┌──

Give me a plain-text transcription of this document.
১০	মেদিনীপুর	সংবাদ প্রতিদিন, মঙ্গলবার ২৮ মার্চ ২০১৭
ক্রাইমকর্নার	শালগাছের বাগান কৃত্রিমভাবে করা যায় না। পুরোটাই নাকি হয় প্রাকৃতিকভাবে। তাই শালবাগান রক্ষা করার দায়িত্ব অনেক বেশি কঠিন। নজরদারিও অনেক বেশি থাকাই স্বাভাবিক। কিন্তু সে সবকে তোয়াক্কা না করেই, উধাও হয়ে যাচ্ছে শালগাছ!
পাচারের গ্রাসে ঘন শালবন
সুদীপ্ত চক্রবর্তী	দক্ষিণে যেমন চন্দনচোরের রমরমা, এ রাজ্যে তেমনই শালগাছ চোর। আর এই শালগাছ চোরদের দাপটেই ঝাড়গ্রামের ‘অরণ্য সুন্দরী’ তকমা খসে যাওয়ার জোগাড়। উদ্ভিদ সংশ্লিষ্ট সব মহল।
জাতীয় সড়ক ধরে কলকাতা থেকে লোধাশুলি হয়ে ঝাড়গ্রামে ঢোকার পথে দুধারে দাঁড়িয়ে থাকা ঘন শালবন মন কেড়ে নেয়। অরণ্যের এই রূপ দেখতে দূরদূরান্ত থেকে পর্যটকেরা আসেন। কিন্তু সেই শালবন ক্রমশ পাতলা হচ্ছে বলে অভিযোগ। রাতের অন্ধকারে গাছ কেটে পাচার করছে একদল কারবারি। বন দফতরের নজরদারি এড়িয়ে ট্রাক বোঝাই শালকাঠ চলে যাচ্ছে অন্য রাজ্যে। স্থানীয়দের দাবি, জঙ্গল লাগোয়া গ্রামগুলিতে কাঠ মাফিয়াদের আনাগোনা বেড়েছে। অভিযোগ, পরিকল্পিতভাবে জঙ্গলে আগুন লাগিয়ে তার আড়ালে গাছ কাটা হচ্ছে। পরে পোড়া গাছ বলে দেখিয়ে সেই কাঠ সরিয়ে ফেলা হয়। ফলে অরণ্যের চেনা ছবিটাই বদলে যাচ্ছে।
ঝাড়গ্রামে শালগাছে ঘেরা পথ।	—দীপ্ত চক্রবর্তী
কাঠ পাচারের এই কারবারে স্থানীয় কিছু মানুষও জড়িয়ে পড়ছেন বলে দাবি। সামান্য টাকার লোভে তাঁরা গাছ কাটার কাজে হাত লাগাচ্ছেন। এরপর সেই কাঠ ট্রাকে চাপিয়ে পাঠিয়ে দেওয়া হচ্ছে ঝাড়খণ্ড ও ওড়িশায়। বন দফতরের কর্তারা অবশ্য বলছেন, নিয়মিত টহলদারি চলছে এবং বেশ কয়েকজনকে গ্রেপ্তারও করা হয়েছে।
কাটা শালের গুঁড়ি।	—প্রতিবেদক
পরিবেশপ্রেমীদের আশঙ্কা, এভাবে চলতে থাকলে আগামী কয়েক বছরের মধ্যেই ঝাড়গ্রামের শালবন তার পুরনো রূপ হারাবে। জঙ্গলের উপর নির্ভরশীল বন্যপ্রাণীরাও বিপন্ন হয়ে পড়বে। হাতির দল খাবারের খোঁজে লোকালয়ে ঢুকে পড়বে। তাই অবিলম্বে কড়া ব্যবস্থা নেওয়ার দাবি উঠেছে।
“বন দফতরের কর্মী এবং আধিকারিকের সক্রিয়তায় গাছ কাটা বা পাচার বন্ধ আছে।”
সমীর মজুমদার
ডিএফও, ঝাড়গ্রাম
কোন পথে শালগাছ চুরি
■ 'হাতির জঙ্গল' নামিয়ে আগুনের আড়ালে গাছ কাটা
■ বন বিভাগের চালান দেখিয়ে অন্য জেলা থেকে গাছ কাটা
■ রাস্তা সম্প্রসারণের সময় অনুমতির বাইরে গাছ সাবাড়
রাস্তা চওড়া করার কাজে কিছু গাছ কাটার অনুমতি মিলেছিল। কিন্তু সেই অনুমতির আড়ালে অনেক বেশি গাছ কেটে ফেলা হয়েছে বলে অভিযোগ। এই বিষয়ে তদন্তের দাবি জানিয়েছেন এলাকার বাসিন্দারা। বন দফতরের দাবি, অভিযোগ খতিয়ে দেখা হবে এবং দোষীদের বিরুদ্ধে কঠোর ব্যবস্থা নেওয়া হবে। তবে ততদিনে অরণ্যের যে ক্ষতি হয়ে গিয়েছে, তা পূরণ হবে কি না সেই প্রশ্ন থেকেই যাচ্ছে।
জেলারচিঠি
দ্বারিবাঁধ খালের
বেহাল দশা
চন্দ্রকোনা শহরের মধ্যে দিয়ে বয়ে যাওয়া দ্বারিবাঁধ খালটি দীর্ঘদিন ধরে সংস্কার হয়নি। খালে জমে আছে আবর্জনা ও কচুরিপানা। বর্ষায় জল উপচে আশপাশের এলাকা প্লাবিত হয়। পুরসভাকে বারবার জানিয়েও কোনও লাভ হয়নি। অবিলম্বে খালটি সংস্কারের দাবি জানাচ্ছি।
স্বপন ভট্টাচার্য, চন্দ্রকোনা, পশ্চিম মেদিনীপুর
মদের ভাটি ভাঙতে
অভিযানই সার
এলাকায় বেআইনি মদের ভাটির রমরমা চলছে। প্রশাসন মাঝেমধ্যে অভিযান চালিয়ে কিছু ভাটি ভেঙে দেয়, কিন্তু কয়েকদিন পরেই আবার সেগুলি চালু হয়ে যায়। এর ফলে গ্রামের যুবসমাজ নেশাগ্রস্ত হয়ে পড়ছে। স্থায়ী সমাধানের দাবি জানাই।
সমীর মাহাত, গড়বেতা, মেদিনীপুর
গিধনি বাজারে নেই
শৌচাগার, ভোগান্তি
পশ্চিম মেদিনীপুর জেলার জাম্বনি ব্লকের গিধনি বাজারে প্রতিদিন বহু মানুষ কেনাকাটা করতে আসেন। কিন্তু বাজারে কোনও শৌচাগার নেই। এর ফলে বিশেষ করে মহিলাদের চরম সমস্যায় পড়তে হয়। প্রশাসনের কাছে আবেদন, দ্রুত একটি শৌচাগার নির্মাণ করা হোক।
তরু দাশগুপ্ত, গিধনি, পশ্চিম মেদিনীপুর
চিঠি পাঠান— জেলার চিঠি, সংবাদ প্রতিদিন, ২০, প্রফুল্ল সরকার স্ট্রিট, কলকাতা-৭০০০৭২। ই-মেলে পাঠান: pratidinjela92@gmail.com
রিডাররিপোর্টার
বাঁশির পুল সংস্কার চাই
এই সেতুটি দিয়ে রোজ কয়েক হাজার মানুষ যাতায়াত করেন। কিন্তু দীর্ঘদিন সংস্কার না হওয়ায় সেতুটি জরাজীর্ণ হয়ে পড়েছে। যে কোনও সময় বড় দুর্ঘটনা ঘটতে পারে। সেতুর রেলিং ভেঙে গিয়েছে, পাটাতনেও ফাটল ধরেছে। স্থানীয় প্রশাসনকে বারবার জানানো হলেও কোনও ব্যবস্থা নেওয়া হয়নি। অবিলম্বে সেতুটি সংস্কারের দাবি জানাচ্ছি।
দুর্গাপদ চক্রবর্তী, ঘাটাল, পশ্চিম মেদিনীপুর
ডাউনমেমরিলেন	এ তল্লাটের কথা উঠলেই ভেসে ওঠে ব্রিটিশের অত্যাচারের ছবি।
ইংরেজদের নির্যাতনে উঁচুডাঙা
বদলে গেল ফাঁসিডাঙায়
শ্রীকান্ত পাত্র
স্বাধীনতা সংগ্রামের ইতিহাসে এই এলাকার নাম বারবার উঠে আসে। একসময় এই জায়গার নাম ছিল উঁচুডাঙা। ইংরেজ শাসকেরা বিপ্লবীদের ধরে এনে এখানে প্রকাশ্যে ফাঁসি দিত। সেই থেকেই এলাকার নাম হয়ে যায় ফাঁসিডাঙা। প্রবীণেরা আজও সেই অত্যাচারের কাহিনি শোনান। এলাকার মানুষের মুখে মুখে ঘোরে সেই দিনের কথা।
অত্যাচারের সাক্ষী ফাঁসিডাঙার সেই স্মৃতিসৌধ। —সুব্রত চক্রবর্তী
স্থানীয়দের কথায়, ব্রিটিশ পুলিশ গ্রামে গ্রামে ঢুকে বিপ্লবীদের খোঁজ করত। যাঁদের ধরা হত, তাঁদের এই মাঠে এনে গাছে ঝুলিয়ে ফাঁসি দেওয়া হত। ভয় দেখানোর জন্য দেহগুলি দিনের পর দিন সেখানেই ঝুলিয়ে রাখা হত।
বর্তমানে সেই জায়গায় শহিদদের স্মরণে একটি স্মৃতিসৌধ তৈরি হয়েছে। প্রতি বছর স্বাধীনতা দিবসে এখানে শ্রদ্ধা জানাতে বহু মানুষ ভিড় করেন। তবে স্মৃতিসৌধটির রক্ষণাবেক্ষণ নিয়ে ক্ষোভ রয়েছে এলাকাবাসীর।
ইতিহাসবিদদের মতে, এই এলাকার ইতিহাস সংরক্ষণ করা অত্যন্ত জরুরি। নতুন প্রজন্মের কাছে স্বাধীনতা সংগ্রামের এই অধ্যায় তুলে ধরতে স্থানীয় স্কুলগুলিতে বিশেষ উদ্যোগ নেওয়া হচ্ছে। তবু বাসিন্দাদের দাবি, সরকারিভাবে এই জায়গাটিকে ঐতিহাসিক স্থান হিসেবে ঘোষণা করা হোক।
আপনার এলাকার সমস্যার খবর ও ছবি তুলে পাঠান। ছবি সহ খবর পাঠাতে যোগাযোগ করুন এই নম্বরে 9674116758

└──

TO BE DONE => Go over the data above and copy every line that has the word "রমরম" in it.

SOLUTION TO THE PROBLEM =>
সুদীপ্ত চক্রবর্তী	দক্ষিণে যেমন চন্দনচোরের রমরমা, এ রাজ্যে তেমনই শালগাছ চোর। আর এই শালগাছ চোরদের দাপটেই ঝাড়গ্রামের ‘অরণ্য সুন্দরী’ তকমা খসে যাওয়ার জোগাড়। উদ্ভিদ সংশ্লিষ্ট সব মহল।
এলাকায় বেআইনি মদের ভাটির রমরমা চলছে। প্রশাসন মাঝেমধ্যে অভিযান চালিয়ে কিছু ভাটি ভেঙে দেয়, কিন্তু কয়েকদিন পরেই আবার সেগুলি চালু হয়ে যায়। এর ফলে গ্রামের যুবসমাজ নেশাগ্রস্ত হয়ে পড়ছে। স্থায়ী সমাধানের দাবি জানাই।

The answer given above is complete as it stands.